Task to complete: Return the whole listing, line for line, without the pictures in it.

Records for this task:
========

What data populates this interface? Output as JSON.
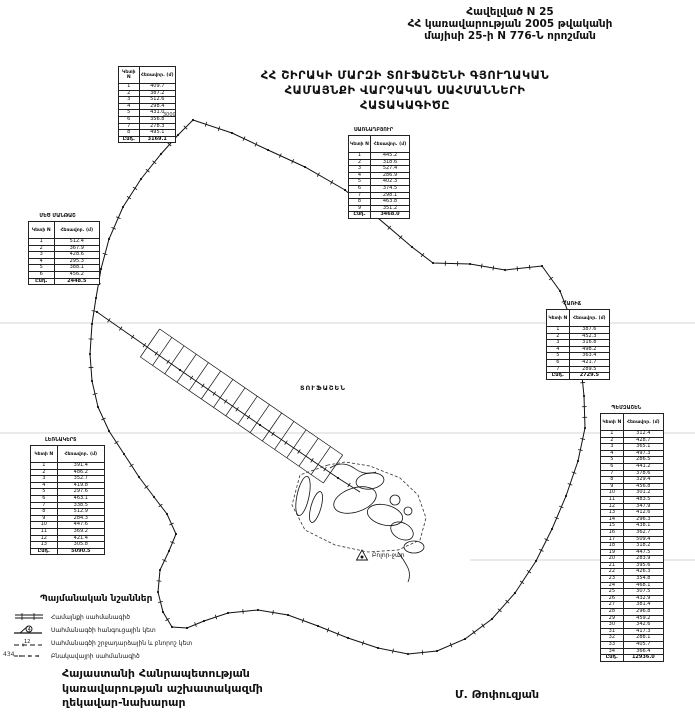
{
  "header": {
    "line1": "Հավելված N 25",
    "line2": "ՀՀ կառավարության 2005 թվականի",
    "line3": "մայիսի 25-ի N 776-Ն որոշման"
  },
  "title": {
    "line1": "ՀՀ ՇԻՐԱԿԻ ՄԱՐԶԻ ՏՈՒՖԱՇԵՆԻ ԳՅՈՒՂԱԿԱՆ",
    "line2": "ՀԱՄԱՅՆՔԻ ՎԱՐՉԱԿԱՆ ՍԱՀՄԱՆՆԵՐԻ",
    "line3": "ՀԱՏԱԿԱԳԻԾԸ"
  },
  "map": {
    "settlement_label": "ՏՈՒՖԱՇԵՆ",
    "mountain_label": "Բոլոր-ջար",
    "grid_label": "3000",
    "corner_number": "434",
    "ink_color": "#111111",
    "faint_line_color": "#999999"
  },
  "tables": [
    {
      "label": "",
      "col1": "Կետի N",
      "col2": "Հեռավոր. (մ)",
      "rows": [
        [
          "1",
          "409.7"
        ],
        [
          "2",
          "387.2"
        ],
        [
          "3",
          "512.6"
        ],
        [
          "4",
          "298.4"
        ],
        [
          "5",
          "431.0"
        ],
        [
          "6",
          "356.8"
        ],
        [
          "7",
          "278.3"
        ],
        [
          "8",
          "495.1"
        ]
      ],
      "total_label": "Ընդ.",
      "total": "3169.1"
    },
    {
      "label": "ՍԱՌՆԱՂԲՅՈՒՐ",
      "col1": "Կետի N",
      "col2": "Հեռավոր. (մ)",
      "rows": [
        [
          "1",
          "445.2"
        ],
        [
          "2",
          "318.6"
        ],
        [
          "3",
          "527.4"
        ],
        [
          "4",
          "286.9"
        ],
        [
          "5",
          "402.3"
        ],
        [
          "6",
          "374.5"
        ],
        [
          "7",
          "298.1"
        ],
        [
          "8",
          "463.8"
        ],
        [
          "9",
          "351.2"
        ]
      ],
      "total_label": "Ընդ.",
      "total": "3468.0"
    },
    {
      "label": "ՄԵԾ ՄԱՆԹԱՇ",
      "col1": "Կետի N",
      "col2": "Հեռավոր. (մ)",
      "rows": [
        [
          "1",
          "512.4"
        ],
        [
          "2",
          "367.9"
        ],
        [
          "3",
          "428.6"
        ],
        [
          "4",
          "295.3"
        ],
        [
          "5",
          "388.1"
        ],
        [
          "6",
          "456.2"
        ]
      ],
      "total_label": "Ընդ.",
      "total": "2448.5"
    },
    {
      "label": "ՀԱՌԻՃ",
      "col1": "Կետի N",
      "col2": "Հեռավոր. (մ)",
      "rows": [
        [
          "1",
          "387.6"
        ],
        [
          "2",
          "452.3"
        ],
        [
          "3",
          "316.8"
        ],
        [
          "4",
          "498.2"
        ],
        [
          "5",
          "363.4"
        ],
        [
          "6",
          "421.7"
        ],
        [
          "7",
          "289.5"
        ]
      ],
      "total_label": "Ընդ.",
      "total": "2729.5"
    },
    {
      "label": "ԼԵՌՆԱԿԵՐՏ",
      "col1": "Կետի N",
      "col2": "Հեռավոր. (մ)",
      "rows": [
        [
          "1",
          "391.4"
        ],
        [
          "2",
          "486.2"
        ],
        [
          "3",
          "352.7"
        ],
        [
          "4",
          "419.8"
        ],
        [
          "5",
          "297.6"
        ],
        [
          "6",
          "463.1"
        ],
        [
          "7",
          "338.5"
        ],
        [
          "8",
          "512.9"
        ],
        [
          "9",
          "284.3"
        ],
        [
          "10",
          "447.6"
        ],
        [
          "11",
          "369.2"
        ],
        [
          "12",
          "421.4"
        ],
        [
          "13",
          "305.8"
        ]
      ],
      "total_label": "Ընդ.",
      "total": "5090.5"
    },
    {
      "label": "ՊԵՄԶԱՇԵՆ",
      "col1": "Կետի N",
      "col2": "Հեռավոր. (մ)",
      "rows": [
        [
          "1",
          "312.4"
        ],
        [
          "2",
          "428.7"
        ],
        [
          "3",
          "365.1"
        ],
        [
          "4",
          "497.3"
        ],
        [
          "5",
          "286.5"
        ],
        [
          "6",
          "441.2"
        ],
        [
          "7",
          "378.6"
        ],
        [
          "8",
          "329.4"
        ],
        [
          "9",
          "456.8"
        ],
        [
          "10",
          "301.2"
        ],
        [
          "11",
          "483.5"
        ],
        [
          "12",
          "347.9"
        ],
        [
          "13",
          "412.6"
        ],
        [
          "14",
          "296.3"
        ],
        [
          "15",
          "438.1"
        ],
        [
          "16",
          "362.7"
        ],
        [
          "17",
          "509.4"
        ],
        [
          "18",
          "318.2"
        ],
        [
          "19",
          "447.5"
        ],
        [
          "20",
          "283.9"
        ],
        [
          "21",
          "395.6"
        ],
        [
          "22",
          "426.3"
        ],
        [
          "23",
          "354.8"
        ],
        [
          "24",
          "468.1"
        ],
        [
          "25",
          "307.5"
        ],
        [
          "26",
          "432.9"
        ],
        [
          "27",
          "381.4"
        ],
        [
          "28",
          "296.8"
        ],
        [
          "29",
          "459.2"
        ],
        [
          "30",
          "342.6"
        ],
        [
          "31",
          "417.3"
        ],
        [
          "32",
          "288.1"
        ],
        [
          "33",
          "405.7"
        ],
        [
          "34",
          "366.4"
        ]
      ],
      "total_label": "Ընդ.",
      "total": "12936.0"
    }
  ],
  "legend": {
    "title": "Պայմանական նշաններ",
    "items": [
      "Համայնքի սահմանագիծ",
      "Սահմանագծի հանգուցային կետ",
      "Սահմանագծի շրջադարձային և բնորոշ կետ",
      "Բնակավայրի սահմանագիծ"
    ]
  },
  "footer": {
    "org_line1": "Հայաստանի Հանրապետության",
    "org_line2": "կառավարության աշխատակազմի",
    "org_line3": "ղեկավար-նախարար",
    "signature": "Մ. Թոփուզյան"
  }
}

========

Complete answer:
What data populates this interface? Output as JSON.
{
  "header": {
    "line1": "Հավելված N 25",
    "line2": "ՀՀ կառավարության 2005 թվականի",
    "line3": "մայիսի 25-ի N 776-Ն որոշման"
  },
  "title": {
    "line1": "ՀՀ ՇԻՐԱԿԻ ՄԱՐԶԻ ՏՈՒՖԱՇԵՆԻ ԳՅՈՒՂԱԿԱՆ",
    "line2": "ՀԱՄԱՅՆՔԻ ՎԱՐՉԱԿԱՆ ՍԱՀՄԱՆՆԵՐԻ",
    "line3": "ՀԱՏԱԿԱԳԻԾԸ"
  },
  "map": {
    "settlement_label": "ՏՈՒՖԱՇԵՆ",
    "mountain_label": "Բոլոր-ջար",
    "grid_label": "3000",
    "corner_number": "434",
    "ink_color": "#111111",
    "faint_line_color": "#999999"
  },
  "tables": [
    {
      "label": "",
      "col1": "Կետի N",
      "col2": "Հեռավոր. (մ)",
      "rows": [
        [
          "1",
          "409.7"
        ],
        [
          "2",
          "387.2"
        ],
        [
          "3",
          "512.6"
        ],
        [
          "4",
          "298.4"
        ],
        [
          "5",
          "431.0"
        ],
        [
          "6",
          "356.8"
        ],
        [
          "7",
          "278.3"
        ],
        [
          "8",
          "495.1"
        ]
      ],
      "total_label": "Ընդ.",
      "total": "3169.1"
    },
    {
      "label": "ՍԱՌՆԱՂԲՅՈՒՐ",
      "col1": "Կետի N",
      "col2": "Հեռավոր. (մ)",
      "rows": [
        [
          "1",
          "445.2"
        ],
        [
          "2",
          "318.6"
        ],
        [
          "3",
          "527.4"
        ],
        [
          "4",
          "286.9"
        ],
        [
          "5",
          "402.3"
        ],
        [
          "6",
          "374.5"
        ],
        [
          "7",
          "298.1"
        ],
        [
          "8",
          "463.8"
        ],
        [
          "9",
          "351.2"
        ]
      ],
      "total_label": "Ընդ.",
      "total": "3468.0"
    },
    {
      "label": "ՄԵԾ ՄԱՆԹԱՇ",
      "col1": "Կետի N",
      "col2": "Հեռավոր. (մ)",
      "rows": [
        [
          "1",
          "512.4"
        ],
        [
          "2",
          "367.9"
        ],
        [
          "3",
          "428.6"
        ],
        [
          "4",
          "295.3"
        ],
        [
          "5",
          "388.1"
        ],
        [
          "6",
          "456.2"
        ]
      ],
      "total_label": "Ընդ.",
      "total": "2448.5"
    },
    {
      "label": "ՀԱՌԻՃ",
      "col1": "Կետի N",
      "col2": "Հեռավոր. (մ)",
      "rows": [
        [
          "1",
          "387.6"
        ],
        [
          "2",
          "452.3"
        ],
        [
          "3",
          "316.8"
        ],
        [
          "4",
          "498.2"
        ],
        [
          "5",
          "363.4"
        ],
        [
          "6",
          "421.7"
        ],
        [
          "7",
          "289.5"
        ]
      ],
      "total_label": "Ընդ.",
      "total": "2729.5"
    },
    {
      "label": "ԼԵՌՆԱԿԵՐՏ",
      "col1": "Կետի N",
      "col2": "Հեռավոր. (մ)",
      "rows": [
        [
          "1",
          "391.4"
        ],
        [
          "2",
          "486.2"
        ],
        [
          "3",
          "352.7"
        ],
        [
          "4",
          "419.8"
        ],
        [
          "5",
          "297.6"
        ],
        [
          "6",
          "463.1"
        ],
        [
          "7",
          "338.5"
        ],
        [
          "8",
          "512.9"
        ],
        [
          "9",
          "284.3"
        ],
        [
          "10",
          "447.6"
        ],
        [
          "11",
          "369.2"
        ],
        [
          "12",
          "421.4"
        ],
        [
          "13",
          "305.8"
        ]
      ],
      "total_label": "Ընդ.",
      "total": "5090.5"
    },
    {
      "label": "ՊԵՄԶԱՇԵՆ",
      "col1": "Կետի N",
      "col2": "Հեռավոր. (մ)",
      "rows": [
        [
          "1",
          "312.4"
        ],
        [
          "2",
          "428.7"
        ],
        [
          "3",
          "365.1"
        ],
        [
          "4",
          "497.3"
        ],
        [
          "5",
          "286.5"
        ],
        [
          "6",
          "441.2"
        ],
        [
          "7",
          "378.6"
        ],
        [
          "8",
          "329.4"
        ],
        [
          "9",
          "456.8"
        ],
        [
          "10",
          "301.2"
        ],
        [
          "11",
          "483.5"
        ],
        [
          "12",
          "347.9"
        ],
        [
          "13",
          "412.6"
        ],
        [
          "14",
          "296.3"
        ],
        [
          "15",
          "438.1"
        ],
        [
          "16",
          "362.7"
        ],
        [
          "17",
          "509.4"
        ],
        [
          "18",
          "318.2"
        ],
        [
          "19",
          "447.5"
        ],
        [
          "20",
          "283.9"
        ],
        [
          "21",
          "395.6"
        ],
        [
          "22",
          "426.3"
        ],
        [
          "23",
          "354.8"
        ],
        [
          "24",
          "468.1"
        ],
        [
          "25",
          "307.5"
        ],
        [
          "26",
          "432.9"
        ],
        [
          "27",
          "381.4"
        ],
        [
          "28",
          "296.8"
        ],
        [
          "29",
          "459.2"
        ],
        [
          "30",
          "342.6"
        ],
        [
          "31",
          "417.3"
        ],
        [
          "32",
          "288.1"
        ],
        [
          "33",
          "405.7"
        ],
        [
          "34",
          "366.4"
        ]
      ],
      "total_label": "Ընդ.",
      "total": "12936.0"
    }
  ],
  "legend": {
    "title": "Պայմանական նշաններ",
    "items": [
      "Համայնքի սահմանագիծ",
      "Սահմանագծի հանգուցային կետ",
      "Սահմանագծի շրջադարձային և բնորոշ կետ",
      "Բնակավայրի սահմանագիծ"
    ]
  },
  "footer": {
    "org_line1": "Հայաստանի Հանրապետության",
    "org_line2": "կառավարության աշխատակազմի",
    "org_line3": "ղեկավար-նախարար",
    "signature": "Մ. Թոփուզյան"
  }
}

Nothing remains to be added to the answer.